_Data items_
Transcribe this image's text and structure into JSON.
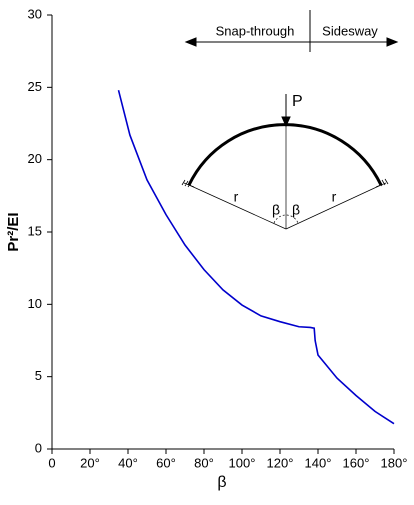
{
  "chart_data": {
    "type": "line",
    "x_label": "β",
    "y_label": "Pr²/EI",
    "x": [
      35,
      41,
      50,
      60,
      70,
      80,
      90,
      100,
      110,
      120,
      130,
      136,
      138,
      138.5,
      140,
      150,
      160,
      170,
      180
    ],
    "series": [
      {
        "color": "#0000cc",
        "values": [
          24.8,
          21.7,
          18.6,
          16.2,
          14.1,
          12.4,
          11.0,
          9.95,
          9.2,
          8.8,
          8.45,
          8.4,
          8.35,
          7.5,
          6.5,
          4.9,
          3.7,
          2.6,
          1.75
        ]
      }
    ],
    "xlim": [
      0,
      180
    ],
    "ylim": [
      0,
      30
    ],
    "xticks": [
      0,
      {
        "value": 20,
        "label": "20°"
      },
      {
        "value": 40,
        "label": "40°"
      },
      {
        "value": 60,
        "label": "60°"
      },
      {
        "value": 80,
        "label": "80°"
      },
      {
        "value": 100,
        "label": "100°"
      },
      {
        "value": 120,
        "label": "120°"
      },
      {
        "value": 140,
        "label": "140°"
      },
      {
        "value": 160,
        "label": "160°"
      },
      {
        "value": 180,
        "label": "180°"
      }
    ],
    "yticks": [
      0,
      5,
      10,
      15,
      20,
      25,
      30
    ],
    "annotations": [
      "Snap-through",
      "Sidesway",
      "P",
      "r",
      "r",
      "β",
      "β"
    ]
  }
}
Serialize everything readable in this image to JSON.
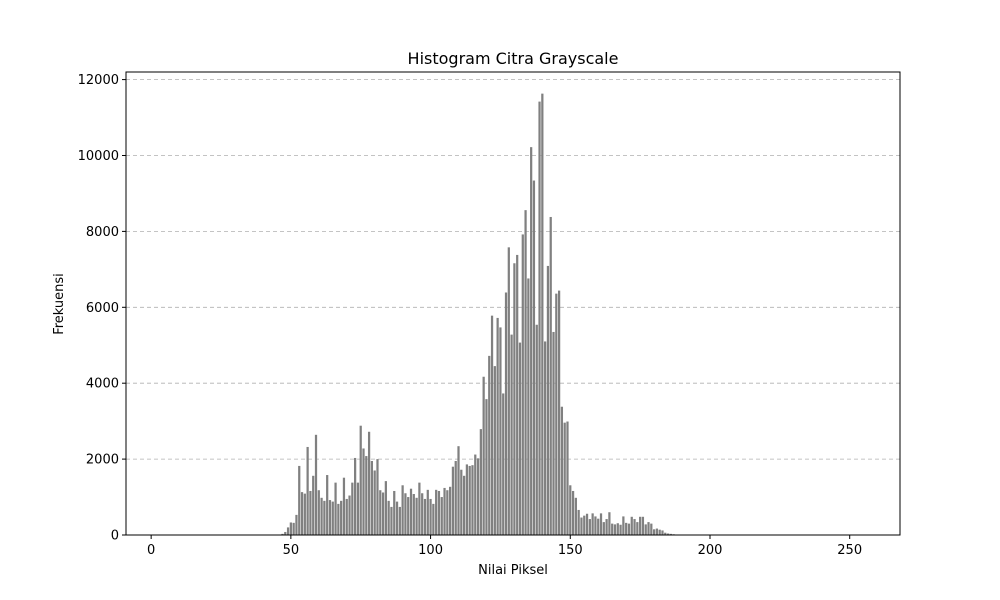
{
  "chart_data": {
    "type": "bar",
    "title": "Histogram Citra Grayscale",
    "xlabel": "Nilai Piksel",
    "ylabel": "Frekuensi",
    "xlim": [
      -9,
      268
    ],
    "ylim": [
      0,
      12200
    ],
    "xticks": [
      0,
      50,
      100,
      150,
      200,
      250
    ],
    "yticks": [
      0,
      2000,
      4000,
      6000,
      8000,
      10000,
      12000
    ],
    "grid": "y-dashed",
    "bar_color": "#808080",
    "x_start": 46,
    "values": [
      10,
      30,
      80,
      200,
      330,
      320,
      530,
      1820,
      1130,
      1090,
      2320,
      1160,
      1560,
      2640,
      1180,
      980,
      900,
      1580,
      920,
      880,
      1380,
      820,
      900,
      1510,
      950,
      1040,
      1380,
      2030,
      1380,
      2880,
      2280,
      2080,
      2720,
      1950,
      1700,
      2000,
      1180,
      1120,
      1420,
      900,
      740,
      1160,
      880,
      740,
      1310,
      1100,
      1000,
      1220,
      1080,
      980,
      1380,
      1100,
      950,
      1190,
      950,
      820,
      1190,
      1160,
      1000,
      1240,
      1180,
      1270,
      1800,
      1950,
      2340,
      1720,
      1560,
      1860,
      1820,
      1840,
      2120,
      2020,
      2790,
      4170,
      3580,
      4720,
      5780,
      4450,
      5720,
      5470,
      3730,
      6390,
      7580,
      5280,
      7160,
      7380,
      5070,
      7920,
      8560,
      6760,
      10220,
      9340,
      5540,
      11420,
      11630,
      5100,
      7090,
      8380,
      5350,
      6360,
      6440,
      3380,
      2960,
      2990,
      1310,
      1160,
      980,
      660,
      460,
      510,
      560,
      420,
      570,
      490,
      430,
      570,
      340,
      420,
      600,
      300,
      280,
      310,
      270,
      490,
      320,
      300,
      480,
      420,
      340,
      480,
      480,
      280,
      340,
      300,
      150,
      170,
      140,
      120,
      60,
      40,
      30,
      20,
      10
    ]
  }
}
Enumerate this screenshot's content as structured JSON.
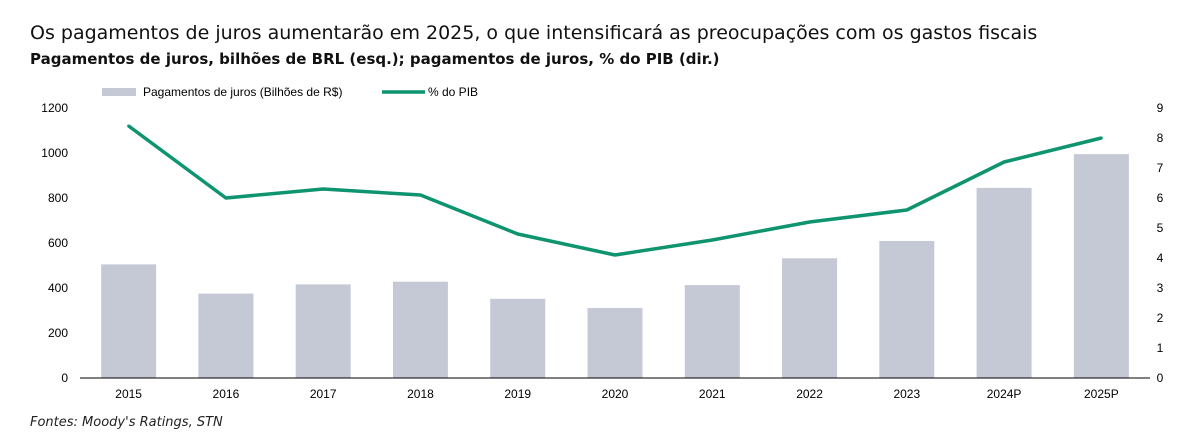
{
  "title": "Os pagamentos de juros aumentarão em 2025, o que intensificará as preocupações com os gastos fiscais",
  "subtitle": "Pagamentos de juros, bilhões de BRL (esq.); pagamentos de juros, % do PIB (dir.)",
  "source": "Fontes: Moody's Ratings, STN",
  "colors": {
    "bar": "#c5c9d6",
    "line": "#0f9470"
  },
  "chart_data": {
    "type": "bar+line",
    "categories": [
      "2015",
      "2016",
      "2017",
      "2018",
      "2019",
      "2020",
      "2021",
      "2022",
      "2023",
      "2024P",
      "2025P"
    ],
    "series": [
      {
        "name": "Pagamentos de juros (Bilhões de R$)",
        "type": "bar",
        "axis": "left",
        "values": [
          505,
          375,
          416,
          428,
          352,
          311,
          413,
          532,
          609,
          845,
          995
        ]
      },
      {
        "name": "% do PIB",
        "type": "line",
        "axis": "right",
        "values": [
          8.4,
          6.0,
          6.3,
          6.1,
          4.8,
          4.1,
          4.6,
          5.2,
          5.6,
          7.2,
          8.0
        ]
      }
    ],
    "ylim_left": [
      0,
      1200
    ],
    "yticks_left": [
      "0",
      "200",
      "400",
      "600",
      "800",
      "1000",
      "1200"
    ],
    "ylim_right": [
      0,
      9
    ],
    "yticks_right": [
      "0",
      "1",
      "2",
      "3",
      "4",
      "5",
      "6",
      "7",
      "8",
      "9"
    ],
    "legend_position": "top-left",
    "grid": false
  }
}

_Task details_
Pictures are to be left out; repeat all the remaining data exactly.

_Answer to this exercise_
Transcribe this image's text and structure into JSON.
{
  "chart_data": {
    "type": "line",
    "x_label": "β",
    "y_label": "Pr²/EI",
    "x": [
      35,
      41,
      50,
      60,
      70,
      80,
      90,
      100,
      110,
      120,
      130,
      136,
      138,
      138.5,
      140,
      150,
      160,
      170,
      180
    ],
    "series": [
      {
        "color": "#0000cc",
        "values": [
          24.8,
          21.7,
          18.6,
          16.2,
          14.1,
          12.4,
          11.0,
          9.95,
          9.2,
          8.8,
          8.45,
          8.4,
          8.35,
          7.5,
          6.5,
          4.9,
          3.7,
          2.6,
          1.75
        ]
      }
    ],
    "xlim": [
      0,
      180
    ],
    "ylim": [
      0,
      30
    ],
    "xticks": [
      0,
      {
        "value": 20,
        "label": "20°"
      },
      {
        "value": 40,
        "label": "40°"
      },
      {
        "value": 60,
        "label": "60°"
      },
      {
        "value": 80,
        "label": "80°"
      },
      {
        "value": 100,
        "label": "100°"
      },
      {
        "value": 120,
        "label": "120°"
      },
      {
        "value": 140,
        "label": "140°"
      },
      {
        "value": 160,
        "label": "160°"
      },
      {
        "value": 180,
        "label": "180°"
      }
    ],
    "yticks": [
      0,
      5,
      10,
      15,
      20,
      25,
      30
    ],
    "annotations": [
      "Snap-through",
      "Sidesway",
      "P",
      "r",
      "r",
      "β",
      "β"
    ]
  }
}
Serialize everything readable in this image to JSON.
{
  "chart_data": {
    "type": "bar",
    "title": "Histogram Citra Grayscale",
    "xlabel": "Nilai Piksel",
    "ylabel": "Frekuensi",
    "xlim": [
      -9,
      268
    ],
    "ylim": [
      0,
      12200
    ],
    "xticks": [
      0,
      50,
      100,
      150,
      200,
      250
    ],
    "yticks": [
      0,
      2000,
      4000,
      6000,
      8000,
      10000,
      12000
    ],
    "grid": "y-dashed",
    "bar_color": "#808080",
    "x_start": 46,
    "values": [
      10,
      30,
      80,
      200,
      330,
      320,
      530,
      1820,
      1130,
      1090,
      2320,
      1160,
      1560,
      2640,
      1180,
      980,
      900,
      1580,
      920,
      880,
      1380,
      820,
      900,
      1510,
      950,
      1040,
      1380,
      2030,
      1380,
      2880,
      2280,
      2080,
      2720,
      1950,
      1700,
      2000,
      1180,
      1120,
      1420,
      900,
      740,
      1160,
      880,
      740,
      1310,
      1100,
      1000,
      1220,
      1080,
      980,
      1380,
      1100,
      950,
      1190,
      950,
      820,
      1190,
      1160,
      1000,
      1240,
      1180,
      1270,
      1800,
      1950,
      2340,
      1720,
      1560,
      1860,
      1820,
      1840,
      2120,
      2020,
      2790,
      4170,
      3580,
      4720,
      5780,
      4450,
      5720,
      5470,
      3730,
      6390,
      7580,
      5280,
      7160,
      7380,
      5070,
      7920,
      8560,
      6760,
      10220,
      9340,
      5540,
      11420,
      11630,
      5100,
      7090,
      8380,
      5350,
      6360,
      6440,
      3380,
      2960,
      2990,
      1310,
      1160,
      980,
      660,
      460,
      510,
      560,
      420,
      570,
      490,
      430,
      570,
      340,
      420,
      600,
      300,
      280,
      310,
      270,
      490,
      320,
      300,
      480,
      420,
      340,
      480,
      480,
      280,
      340,
      300,
      150,
      170,
      140,
      120,
      60,
      40,
      30,
      20,
      10
    ]
  }
}
Enumerate this screenshot's content as structured JSON.
{
  "title": "Os pagamentos de juros aumentarão em 2025, o que intensificará as preocupações com os gastos fiscais",
  "subtitle": "Pagamentos de juros, bilhões de BRL (esq.); pagamentos de juros, % do PIB (dir.)",
  "source": "Fontes: Moody's Ratings, STN",
  "colors": {
    "bar": "#c5c9d6",
    "line": "#0f9470"
  },
  "chart_data": {
    "type": "bar+line",
    "categories": [
      "2015",
      "2016",
      "2017",
      "2018",
      "2019",
      "2020",
      "2021",
      "2022",
      "2023",
      "2024P",
      "2025P"
    ],
    "series": [
      {
        "name": "Pagamentos de juros (Bilhões de R$)",
        "type": "bar",
        "axis": "left",
        "values": [
          505,
          375,
          416,
          428,
          352,
          311,
          413,
          532,
          609,
          845,
          995
        ]
      },
      {
        "name": "% do PIB",
        "type": "line",
        "axis": "right",
        "values": [
          8.4,
          6.0,
          6.3,
          6.1,
          4.8,
          4.1,
          4.6,
          5.2,
          5.6,
          7.2,
          8.0
        ]
      }
    ],
    "ylim_left": [
      0,
      1200
    ],
    "yticks_left": [
      "0",
      "200",
      "400",
      "600",
      "800",
      "1000",
      "1200"
    ],
    "ylim_right": [
      0,
      9
    ],
    "yticks_right": [
      "0",
      "1",
      "2",
      "3",
      "4",
      "5",
      "6",
      "7",
      "8",
      "9"
    ],
    "legend_position": "top-left",
    "grid": false
  }
}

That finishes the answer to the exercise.